▶ **EXERCISE OBJECTIVE**: Exactly repeat the material, dropping every picture from the copy.

▶ **GIVEN DATA**:

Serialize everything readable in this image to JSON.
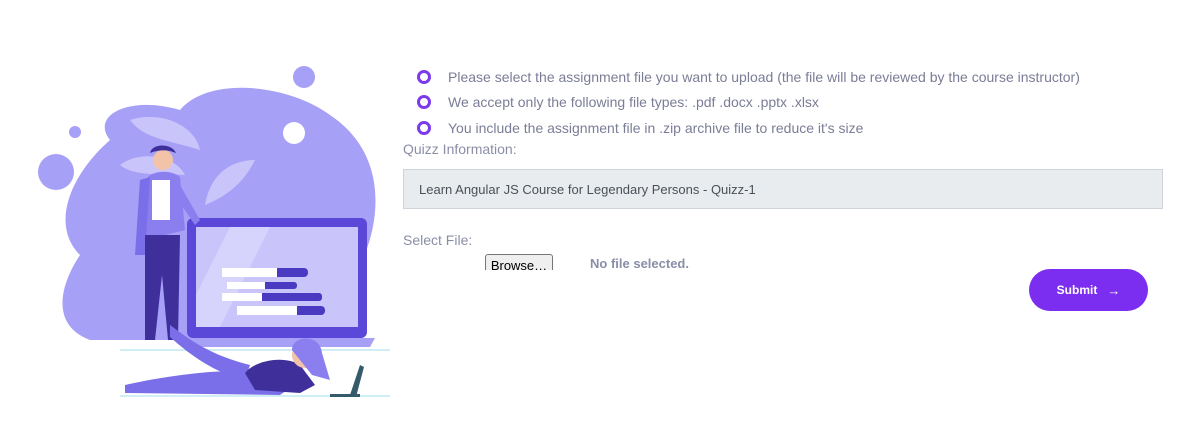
{
  "info": {
    "items": [
      "Please select the assignment file you want to upload (the file will be reviewed by the course instructor)",
      "We accept only the following file types: .pdf .docx .pptx .xlsx",
      "You include the assignment file in .zip archive file to reduce it's size"
    ]
  },
  "quiz": {
    "label": "Quizz Information:",
    "value": "Learn Angular JS Course for Legendary Persons - Quizz-1"
  },
  "file": {
    "label": "Select File:",
    "browse_label": "Browse…",
    "status": "No file selected."
  },
  "submit": {
    "label": "Submit",
    "icon": "arrow-right-icon"
  },
  "colors": {
    "accent": "#7c2ef0",
    "illustration": "#a49cf4"
  }
}
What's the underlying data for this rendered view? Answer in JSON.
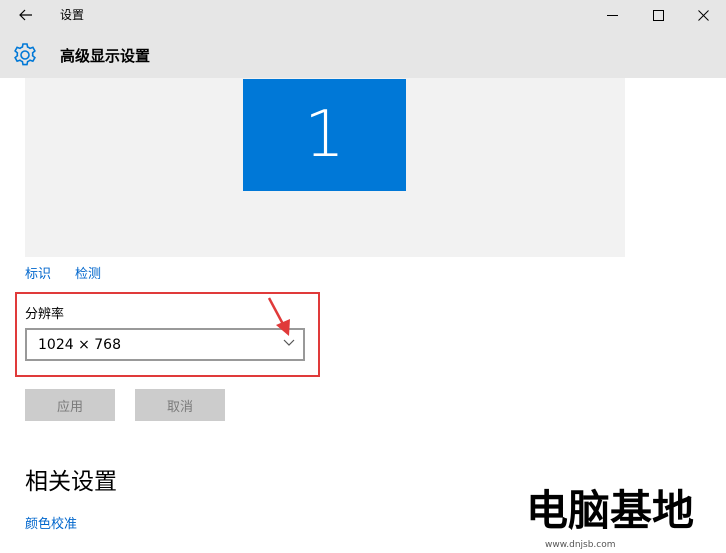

▶ **EXPECTED ANSWER**:
Serialize everything readable in this image to JSON.
{
  "info": {
    "items": [
      "Please select the assignment file you want to upload (the file will be reviewed by the course instructor)",
      "We accept only the following file types: .pdf .docx .pptx .xlsx",
      "You include the assignment file in .zip archive file to reduce it's size"
    ]
  },
  "quiz": {
    "label": "Quizz Information:",
    "value": "Learn Angular JS Course for Legendary Persons - Quizz-1"
  },
  "file": {
    "label": "Select File:",
    "browse_label": "Browse…",
    "status": "No file selected."
  },
  "submit": {
    "label": "Submit",
    "icon": "arrow-right-icon"
  },
  "colors": {
    "accent": "#7c2ef0",
    "illustration": "#a49cf4"
  }
}
What's the underlying data for this rendered view? Answer in JSON.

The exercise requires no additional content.